▸ **What is asked**: Reproduce each line of the listing exactly.

▸ **Material for this task**:
........

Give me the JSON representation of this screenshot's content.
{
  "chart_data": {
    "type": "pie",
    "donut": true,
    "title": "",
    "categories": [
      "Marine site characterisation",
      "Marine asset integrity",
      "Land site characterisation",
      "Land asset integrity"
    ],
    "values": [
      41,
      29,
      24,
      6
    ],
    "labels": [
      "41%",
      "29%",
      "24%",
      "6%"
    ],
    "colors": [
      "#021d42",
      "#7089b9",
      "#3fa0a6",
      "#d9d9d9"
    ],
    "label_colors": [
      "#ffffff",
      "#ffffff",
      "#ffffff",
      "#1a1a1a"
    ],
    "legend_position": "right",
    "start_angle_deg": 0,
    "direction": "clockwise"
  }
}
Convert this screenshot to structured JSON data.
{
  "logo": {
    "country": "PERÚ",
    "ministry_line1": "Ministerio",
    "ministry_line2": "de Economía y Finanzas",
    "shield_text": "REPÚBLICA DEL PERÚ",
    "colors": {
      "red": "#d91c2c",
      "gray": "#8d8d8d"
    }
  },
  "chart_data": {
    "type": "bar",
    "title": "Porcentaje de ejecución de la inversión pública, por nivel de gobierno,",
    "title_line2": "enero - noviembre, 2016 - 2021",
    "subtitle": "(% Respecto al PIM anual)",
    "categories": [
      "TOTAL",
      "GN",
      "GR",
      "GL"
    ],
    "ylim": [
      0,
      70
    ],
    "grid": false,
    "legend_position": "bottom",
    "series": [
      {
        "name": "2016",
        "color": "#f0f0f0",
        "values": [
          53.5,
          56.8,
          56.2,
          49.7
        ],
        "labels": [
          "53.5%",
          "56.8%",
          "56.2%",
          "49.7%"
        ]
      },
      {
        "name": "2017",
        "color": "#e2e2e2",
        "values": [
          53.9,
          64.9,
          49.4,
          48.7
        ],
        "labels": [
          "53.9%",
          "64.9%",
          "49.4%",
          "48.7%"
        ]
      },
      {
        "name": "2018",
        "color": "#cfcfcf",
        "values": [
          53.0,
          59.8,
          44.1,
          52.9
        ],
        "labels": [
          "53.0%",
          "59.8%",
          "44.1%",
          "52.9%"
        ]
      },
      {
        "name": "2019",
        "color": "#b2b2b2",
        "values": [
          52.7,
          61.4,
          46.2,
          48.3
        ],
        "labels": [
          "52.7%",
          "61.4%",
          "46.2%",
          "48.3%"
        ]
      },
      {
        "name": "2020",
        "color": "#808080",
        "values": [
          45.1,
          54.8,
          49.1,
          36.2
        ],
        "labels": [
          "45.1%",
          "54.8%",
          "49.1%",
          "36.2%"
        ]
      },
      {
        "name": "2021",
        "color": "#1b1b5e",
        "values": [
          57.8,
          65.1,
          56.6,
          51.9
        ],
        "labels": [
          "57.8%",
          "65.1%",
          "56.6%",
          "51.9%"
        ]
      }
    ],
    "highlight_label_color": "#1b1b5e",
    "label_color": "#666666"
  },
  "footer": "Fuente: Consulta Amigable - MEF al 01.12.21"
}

........

▸ **Full solution**:
Give me the JSON representation of this screenshot's content.
{
  "chart_data": {
    "type": "pie",
    "donut": true,
    "title": "",
    "categories": [
      "Marine site characterisation",
      "Marine asset integrity",
      "Land site characterisation",
      "Land asset integrity"
    ],
    "values": [
      41,
      29,
      24,
      6
    ],
    "labels": [
      "41%",
      "29%",
      "24%",
      "6%"
    ],
    "colors": [
      "#021d42",
      "#7089b9",
      "#3fa0a6",
      "#d9d9d9"
    ],
    "label_colors": [
      "#ffffff",
      "#ffffff",
      "#ffffff",
      "#1a1a1a"
    ],
    "legend_position": "right",
    "start_angle_deg": 0,
    "direction": "clockwise"
  }
}
Convert this screenshot to structured JSON data.
{
  "logo": {
    "country": "PERÚ",
    "ministry_line1": "Ministerio",
    "ministry_line2": "de Economía y Finanzas",
    "shield_text": "REPÚBLICA DEL PERÚ",
    "colors": {
      "red": "#d91c2c",
      "gray": "#8d8d8d"
    }
  },
  "chart_data": {
    "type": "bar",
    "title": "Porcentaje de ejecución de la inversión pública, por nivel de gobierno,",
    "title_line2": "enero - noviembre, 2016 - 2021",
    "subtitle": "(% Respecto al PIM anual)",
    "categories": [
      "TOTAL",
      "GN",
      "GR",
      "GL"
    ],
    "ylim": [
      0,
      70
    ],
    "grid": false,
    "legend_position": "bottom",
    "series": [
      {
        "name": "2016",
        "color": "#f0f0f0",
        "values": [
          53.5,
          56.8,
          56.2,
          49.7
        ],
        "labels": [
          "53.5%",
          "56.8%",
          "56.2%",
          "49.7%"
        ]
      },
      {
        "name": "2017",
        "color": "#e2e2e2",
        "values": [
          53.9,
          64.9,
          49.4,
          48.7
        ],
        "labels": [
          "53.9%",
          "64.9%",
          "49.4%",
          "48.7%"
        ]
      },
      {
        "name": "2018",
        "color": "#cfcfcf",
        "values": [
          53.0,
          59.8,
          44.1,
          52.9
        ],
        "labels": [
          "53.0%",
          "59.8%",
          "44.1%",
          "52.9%"
        ]
      },
      {
        "name": "2019",
        "color": "#b2b2b2",
        "values": [
          52.7,
          61.4,
          46.2,
          48.3
        ],
        "labels": [
          "52.7%",
          "61.4%",
          "46.2%",
          "48.3%"
        ]
      },
      {
        "name": "2020",
        "color": "#808080",
        "values": [
          45.1,
          54.8,
          49.1,
          36.2
        ],
        "labels": [
          "45.1%",
          "54.8%",
          "49.1%",
          "36.2%"
        ]
      },
      {
        "name": "2021",
        "color": "#1b1b5e",
        "values": [
          57.8,
          65.1,
          56.6,
          51.9
        ],
        "labels": [
          "57.8%",
          "65.1%",
          "56.6%",
          "51.9%"
        ]
      }
    ],
    "highlight_label_color": "#1b1b5e",
    "label_color": "#666666"
  },
  "footer": "Fuente: Consulta Amigable - MEF al 01.12.21"
}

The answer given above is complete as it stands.